Stated problem: Wherever the word "MuonVeto" turns up in a line of the entries, copy that line.

#### Records shown

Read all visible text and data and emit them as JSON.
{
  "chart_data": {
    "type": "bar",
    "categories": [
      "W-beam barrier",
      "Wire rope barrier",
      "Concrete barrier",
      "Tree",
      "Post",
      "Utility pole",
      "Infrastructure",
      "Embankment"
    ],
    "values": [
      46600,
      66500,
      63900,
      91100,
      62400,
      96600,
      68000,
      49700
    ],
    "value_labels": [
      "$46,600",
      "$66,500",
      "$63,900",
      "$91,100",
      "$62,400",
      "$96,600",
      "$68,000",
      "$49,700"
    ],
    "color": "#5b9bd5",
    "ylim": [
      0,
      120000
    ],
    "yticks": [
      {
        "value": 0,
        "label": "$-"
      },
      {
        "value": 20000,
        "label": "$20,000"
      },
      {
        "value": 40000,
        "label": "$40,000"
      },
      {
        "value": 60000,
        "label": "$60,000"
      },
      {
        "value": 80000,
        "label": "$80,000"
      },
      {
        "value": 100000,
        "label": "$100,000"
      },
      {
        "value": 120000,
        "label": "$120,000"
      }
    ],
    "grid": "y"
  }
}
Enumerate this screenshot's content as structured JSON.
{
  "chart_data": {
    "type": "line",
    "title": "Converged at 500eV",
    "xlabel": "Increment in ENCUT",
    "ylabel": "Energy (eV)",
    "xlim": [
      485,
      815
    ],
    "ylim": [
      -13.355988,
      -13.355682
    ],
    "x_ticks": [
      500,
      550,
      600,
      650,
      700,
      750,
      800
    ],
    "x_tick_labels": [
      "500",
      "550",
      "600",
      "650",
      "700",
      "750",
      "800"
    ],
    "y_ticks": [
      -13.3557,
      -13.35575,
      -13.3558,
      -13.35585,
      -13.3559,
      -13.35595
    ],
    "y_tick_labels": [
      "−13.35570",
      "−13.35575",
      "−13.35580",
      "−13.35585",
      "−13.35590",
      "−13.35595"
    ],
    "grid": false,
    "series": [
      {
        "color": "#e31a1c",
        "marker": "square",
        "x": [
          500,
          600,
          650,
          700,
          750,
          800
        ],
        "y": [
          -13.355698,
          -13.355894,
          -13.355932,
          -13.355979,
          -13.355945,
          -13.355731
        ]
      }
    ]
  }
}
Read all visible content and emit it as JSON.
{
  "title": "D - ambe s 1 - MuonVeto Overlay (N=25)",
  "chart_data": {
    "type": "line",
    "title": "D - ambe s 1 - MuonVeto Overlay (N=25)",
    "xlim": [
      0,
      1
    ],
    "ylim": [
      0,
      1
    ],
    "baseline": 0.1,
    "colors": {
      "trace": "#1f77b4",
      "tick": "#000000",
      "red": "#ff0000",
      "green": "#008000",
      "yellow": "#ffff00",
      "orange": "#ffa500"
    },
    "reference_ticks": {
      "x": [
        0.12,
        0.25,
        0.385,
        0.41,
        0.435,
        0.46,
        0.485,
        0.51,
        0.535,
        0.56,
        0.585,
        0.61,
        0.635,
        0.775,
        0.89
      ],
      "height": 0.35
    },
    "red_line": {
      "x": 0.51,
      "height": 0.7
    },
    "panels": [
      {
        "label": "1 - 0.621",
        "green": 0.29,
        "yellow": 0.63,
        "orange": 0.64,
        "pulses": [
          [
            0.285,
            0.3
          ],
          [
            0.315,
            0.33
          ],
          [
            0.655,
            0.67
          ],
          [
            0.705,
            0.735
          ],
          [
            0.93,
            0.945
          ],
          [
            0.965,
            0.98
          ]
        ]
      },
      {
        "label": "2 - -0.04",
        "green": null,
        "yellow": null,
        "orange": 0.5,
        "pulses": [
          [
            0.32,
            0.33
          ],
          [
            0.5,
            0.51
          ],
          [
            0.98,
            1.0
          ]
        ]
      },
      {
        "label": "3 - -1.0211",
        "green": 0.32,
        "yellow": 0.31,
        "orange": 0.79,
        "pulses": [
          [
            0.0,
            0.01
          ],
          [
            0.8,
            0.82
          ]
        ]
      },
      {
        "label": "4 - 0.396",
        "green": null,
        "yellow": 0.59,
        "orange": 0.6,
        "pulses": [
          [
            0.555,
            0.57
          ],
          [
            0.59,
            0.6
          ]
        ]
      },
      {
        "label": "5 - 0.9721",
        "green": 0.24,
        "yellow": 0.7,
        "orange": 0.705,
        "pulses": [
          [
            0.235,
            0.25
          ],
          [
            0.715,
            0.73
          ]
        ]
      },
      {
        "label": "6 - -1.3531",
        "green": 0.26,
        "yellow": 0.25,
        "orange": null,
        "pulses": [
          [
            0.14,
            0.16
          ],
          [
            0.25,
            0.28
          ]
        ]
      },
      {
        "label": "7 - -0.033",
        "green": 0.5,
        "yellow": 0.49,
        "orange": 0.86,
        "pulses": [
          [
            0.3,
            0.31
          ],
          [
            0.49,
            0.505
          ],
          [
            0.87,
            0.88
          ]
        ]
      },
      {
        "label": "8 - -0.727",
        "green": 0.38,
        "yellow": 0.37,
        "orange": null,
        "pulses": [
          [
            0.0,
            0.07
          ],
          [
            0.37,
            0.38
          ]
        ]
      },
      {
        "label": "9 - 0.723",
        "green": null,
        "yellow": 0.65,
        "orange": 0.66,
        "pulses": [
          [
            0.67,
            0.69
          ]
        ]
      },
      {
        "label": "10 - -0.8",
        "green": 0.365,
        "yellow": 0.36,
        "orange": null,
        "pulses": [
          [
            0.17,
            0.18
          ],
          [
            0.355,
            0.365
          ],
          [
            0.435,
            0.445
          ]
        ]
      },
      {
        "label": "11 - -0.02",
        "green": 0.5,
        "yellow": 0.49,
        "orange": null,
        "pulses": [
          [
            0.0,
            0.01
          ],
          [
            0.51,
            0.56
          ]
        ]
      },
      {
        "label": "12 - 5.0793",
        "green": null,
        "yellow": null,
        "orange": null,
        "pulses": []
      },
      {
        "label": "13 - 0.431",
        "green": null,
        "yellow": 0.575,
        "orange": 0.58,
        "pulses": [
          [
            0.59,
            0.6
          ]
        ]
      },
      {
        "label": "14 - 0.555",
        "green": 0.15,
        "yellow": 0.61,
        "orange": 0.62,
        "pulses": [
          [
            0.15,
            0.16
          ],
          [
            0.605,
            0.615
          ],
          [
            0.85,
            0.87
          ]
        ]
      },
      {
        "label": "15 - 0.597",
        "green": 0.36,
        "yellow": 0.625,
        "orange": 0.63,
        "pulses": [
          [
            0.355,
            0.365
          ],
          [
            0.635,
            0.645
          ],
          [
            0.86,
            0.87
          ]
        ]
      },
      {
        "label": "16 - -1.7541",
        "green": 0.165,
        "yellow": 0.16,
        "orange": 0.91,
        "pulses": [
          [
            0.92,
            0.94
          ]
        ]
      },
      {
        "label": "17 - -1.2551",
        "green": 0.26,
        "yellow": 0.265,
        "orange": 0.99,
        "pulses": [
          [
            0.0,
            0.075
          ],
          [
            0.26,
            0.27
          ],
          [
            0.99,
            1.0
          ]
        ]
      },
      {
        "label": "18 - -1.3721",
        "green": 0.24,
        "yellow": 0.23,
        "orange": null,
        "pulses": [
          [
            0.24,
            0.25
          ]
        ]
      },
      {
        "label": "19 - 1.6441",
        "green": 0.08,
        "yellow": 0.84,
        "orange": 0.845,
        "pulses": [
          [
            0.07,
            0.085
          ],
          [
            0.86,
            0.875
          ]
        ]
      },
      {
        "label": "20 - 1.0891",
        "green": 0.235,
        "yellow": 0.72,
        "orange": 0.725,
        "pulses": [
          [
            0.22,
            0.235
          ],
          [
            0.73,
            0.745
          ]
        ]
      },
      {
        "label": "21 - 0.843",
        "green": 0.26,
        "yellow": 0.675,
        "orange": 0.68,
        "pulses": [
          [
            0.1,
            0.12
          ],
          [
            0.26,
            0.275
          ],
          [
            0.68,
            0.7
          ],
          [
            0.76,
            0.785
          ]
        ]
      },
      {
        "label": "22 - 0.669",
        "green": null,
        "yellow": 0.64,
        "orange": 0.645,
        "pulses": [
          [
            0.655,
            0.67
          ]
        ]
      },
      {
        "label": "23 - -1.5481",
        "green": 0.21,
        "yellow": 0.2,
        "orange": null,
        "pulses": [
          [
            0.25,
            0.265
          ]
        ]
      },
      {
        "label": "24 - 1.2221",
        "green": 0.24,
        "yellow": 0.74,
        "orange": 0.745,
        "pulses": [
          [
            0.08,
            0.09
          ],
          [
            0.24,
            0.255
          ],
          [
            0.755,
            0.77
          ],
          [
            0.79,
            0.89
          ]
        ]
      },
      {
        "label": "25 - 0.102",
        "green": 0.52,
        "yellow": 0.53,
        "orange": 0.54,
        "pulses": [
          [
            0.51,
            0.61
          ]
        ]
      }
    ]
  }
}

########

Task answer:
  "title": "D - ambe s 1 - MuonVeto Overlay (N=25)",
    "title": "D - ambe s 1 - MuonVeto Overlay (N=25)",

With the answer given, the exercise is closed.